▶ _Records_
____

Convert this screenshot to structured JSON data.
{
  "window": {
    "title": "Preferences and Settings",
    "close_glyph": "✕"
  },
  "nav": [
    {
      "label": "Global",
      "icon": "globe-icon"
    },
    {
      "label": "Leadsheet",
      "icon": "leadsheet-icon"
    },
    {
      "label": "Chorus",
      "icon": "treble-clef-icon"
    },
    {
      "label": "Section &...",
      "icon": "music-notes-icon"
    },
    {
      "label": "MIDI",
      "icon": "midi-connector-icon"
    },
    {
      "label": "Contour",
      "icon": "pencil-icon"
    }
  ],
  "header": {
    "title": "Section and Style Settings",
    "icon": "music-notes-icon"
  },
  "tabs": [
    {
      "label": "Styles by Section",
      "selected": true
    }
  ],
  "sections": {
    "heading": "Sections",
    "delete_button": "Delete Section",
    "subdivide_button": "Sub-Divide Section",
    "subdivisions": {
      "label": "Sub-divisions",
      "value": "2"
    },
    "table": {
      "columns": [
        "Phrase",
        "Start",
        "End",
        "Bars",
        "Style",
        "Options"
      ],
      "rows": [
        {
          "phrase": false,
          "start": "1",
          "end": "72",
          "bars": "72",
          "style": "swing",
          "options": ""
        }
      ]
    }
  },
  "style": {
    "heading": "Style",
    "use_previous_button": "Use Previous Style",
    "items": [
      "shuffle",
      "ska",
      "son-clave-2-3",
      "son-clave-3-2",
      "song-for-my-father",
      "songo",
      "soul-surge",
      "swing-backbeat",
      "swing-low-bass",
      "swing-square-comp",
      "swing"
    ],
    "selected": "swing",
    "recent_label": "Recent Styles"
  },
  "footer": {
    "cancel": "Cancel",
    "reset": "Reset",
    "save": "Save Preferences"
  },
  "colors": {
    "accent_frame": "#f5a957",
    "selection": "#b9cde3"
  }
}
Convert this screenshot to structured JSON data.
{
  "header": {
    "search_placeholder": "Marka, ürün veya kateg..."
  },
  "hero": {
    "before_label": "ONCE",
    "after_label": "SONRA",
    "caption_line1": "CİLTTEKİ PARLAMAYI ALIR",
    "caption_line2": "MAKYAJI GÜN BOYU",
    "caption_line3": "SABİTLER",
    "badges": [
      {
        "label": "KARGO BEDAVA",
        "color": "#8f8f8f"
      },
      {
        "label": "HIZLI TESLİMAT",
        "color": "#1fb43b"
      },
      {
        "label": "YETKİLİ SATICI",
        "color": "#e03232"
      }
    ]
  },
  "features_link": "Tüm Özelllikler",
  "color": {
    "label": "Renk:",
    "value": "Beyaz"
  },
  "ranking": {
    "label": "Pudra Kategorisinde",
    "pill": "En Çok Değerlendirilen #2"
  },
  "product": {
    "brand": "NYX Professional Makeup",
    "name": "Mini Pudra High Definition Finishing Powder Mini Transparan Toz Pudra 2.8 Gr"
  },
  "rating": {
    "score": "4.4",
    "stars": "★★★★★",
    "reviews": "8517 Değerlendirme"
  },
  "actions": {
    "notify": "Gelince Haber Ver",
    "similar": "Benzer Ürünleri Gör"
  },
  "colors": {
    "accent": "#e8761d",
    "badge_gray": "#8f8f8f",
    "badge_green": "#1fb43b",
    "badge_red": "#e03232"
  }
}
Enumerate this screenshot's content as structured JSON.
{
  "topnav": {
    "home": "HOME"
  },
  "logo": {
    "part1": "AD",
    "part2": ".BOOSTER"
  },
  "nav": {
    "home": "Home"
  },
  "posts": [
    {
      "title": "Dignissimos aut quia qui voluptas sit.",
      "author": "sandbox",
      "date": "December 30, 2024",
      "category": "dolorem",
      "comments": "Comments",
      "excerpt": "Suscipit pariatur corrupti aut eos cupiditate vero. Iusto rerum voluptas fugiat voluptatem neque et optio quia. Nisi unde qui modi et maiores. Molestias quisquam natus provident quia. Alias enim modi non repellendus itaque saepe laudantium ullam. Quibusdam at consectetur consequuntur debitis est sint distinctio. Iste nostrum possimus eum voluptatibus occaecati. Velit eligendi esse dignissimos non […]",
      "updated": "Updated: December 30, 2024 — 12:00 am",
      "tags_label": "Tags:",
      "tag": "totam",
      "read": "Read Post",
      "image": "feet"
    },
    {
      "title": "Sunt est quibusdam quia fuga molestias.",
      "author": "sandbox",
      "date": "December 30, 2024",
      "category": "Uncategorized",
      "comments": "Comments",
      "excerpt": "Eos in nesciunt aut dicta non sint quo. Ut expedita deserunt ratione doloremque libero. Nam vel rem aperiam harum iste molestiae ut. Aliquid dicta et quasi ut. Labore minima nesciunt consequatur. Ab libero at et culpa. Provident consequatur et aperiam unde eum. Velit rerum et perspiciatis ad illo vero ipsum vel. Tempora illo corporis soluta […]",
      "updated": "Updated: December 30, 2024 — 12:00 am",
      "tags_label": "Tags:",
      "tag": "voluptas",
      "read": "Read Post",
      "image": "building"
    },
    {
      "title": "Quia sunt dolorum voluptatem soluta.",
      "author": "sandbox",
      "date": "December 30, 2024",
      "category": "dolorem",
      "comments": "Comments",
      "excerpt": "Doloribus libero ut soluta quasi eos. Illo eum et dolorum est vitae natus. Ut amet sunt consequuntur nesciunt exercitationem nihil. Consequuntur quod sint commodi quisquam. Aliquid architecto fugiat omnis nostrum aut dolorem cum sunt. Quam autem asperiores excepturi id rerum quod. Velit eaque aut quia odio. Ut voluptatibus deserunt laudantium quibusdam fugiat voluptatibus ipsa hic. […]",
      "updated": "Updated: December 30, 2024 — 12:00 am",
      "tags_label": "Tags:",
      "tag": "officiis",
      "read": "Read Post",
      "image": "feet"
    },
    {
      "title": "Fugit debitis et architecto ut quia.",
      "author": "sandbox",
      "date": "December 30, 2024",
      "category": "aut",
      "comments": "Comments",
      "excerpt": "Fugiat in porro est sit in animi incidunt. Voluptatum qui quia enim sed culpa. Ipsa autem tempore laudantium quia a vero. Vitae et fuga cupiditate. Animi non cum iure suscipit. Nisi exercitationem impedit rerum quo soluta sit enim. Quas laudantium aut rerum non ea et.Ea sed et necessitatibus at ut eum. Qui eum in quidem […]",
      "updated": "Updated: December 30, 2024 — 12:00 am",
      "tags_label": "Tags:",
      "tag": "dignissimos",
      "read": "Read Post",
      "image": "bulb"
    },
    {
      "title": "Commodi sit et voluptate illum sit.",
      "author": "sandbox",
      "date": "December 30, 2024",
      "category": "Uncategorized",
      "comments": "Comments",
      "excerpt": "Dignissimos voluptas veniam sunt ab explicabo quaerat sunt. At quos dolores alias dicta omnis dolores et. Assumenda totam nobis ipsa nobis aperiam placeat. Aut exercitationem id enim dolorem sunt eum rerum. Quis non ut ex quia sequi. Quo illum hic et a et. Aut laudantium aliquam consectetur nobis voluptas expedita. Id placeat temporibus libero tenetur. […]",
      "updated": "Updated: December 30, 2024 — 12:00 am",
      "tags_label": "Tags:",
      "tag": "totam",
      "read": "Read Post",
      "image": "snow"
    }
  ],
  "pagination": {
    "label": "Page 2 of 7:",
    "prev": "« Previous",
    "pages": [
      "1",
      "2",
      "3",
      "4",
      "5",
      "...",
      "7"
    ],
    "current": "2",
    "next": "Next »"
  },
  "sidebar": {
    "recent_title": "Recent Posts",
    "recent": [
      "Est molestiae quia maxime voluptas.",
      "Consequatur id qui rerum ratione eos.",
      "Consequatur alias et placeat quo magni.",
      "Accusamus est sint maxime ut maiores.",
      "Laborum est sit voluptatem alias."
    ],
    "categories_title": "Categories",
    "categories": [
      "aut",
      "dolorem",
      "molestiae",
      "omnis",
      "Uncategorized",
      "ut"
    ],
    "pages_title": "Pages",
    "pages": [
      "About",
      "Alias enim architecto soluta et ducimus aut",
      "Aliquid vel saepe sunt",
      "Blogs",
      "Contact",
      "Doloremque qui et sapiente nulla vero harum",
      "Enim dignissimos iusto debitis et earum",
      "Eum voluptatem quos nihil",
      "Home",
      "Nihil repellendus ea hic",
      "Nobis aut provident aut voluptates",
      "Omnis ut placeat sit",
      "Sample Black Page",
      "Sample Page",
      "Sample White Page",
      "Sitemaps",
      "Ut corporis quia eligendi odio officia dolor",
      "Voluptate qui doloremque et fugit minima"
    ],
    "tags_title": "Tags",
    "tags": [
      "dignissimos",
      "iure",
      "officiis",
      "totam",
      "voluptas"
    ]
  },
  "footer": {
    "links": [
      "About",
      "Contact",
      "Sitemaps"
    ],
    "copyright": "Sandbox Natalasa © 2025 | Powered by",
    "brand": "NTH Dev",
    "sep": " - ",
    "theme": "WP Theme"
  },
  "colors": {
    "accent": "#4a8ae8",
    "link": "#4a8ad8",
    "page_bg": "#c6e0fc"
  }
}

____

Report how many lines of the listing hold the word "icon", with nothing but the number.

▶ _The reply_
7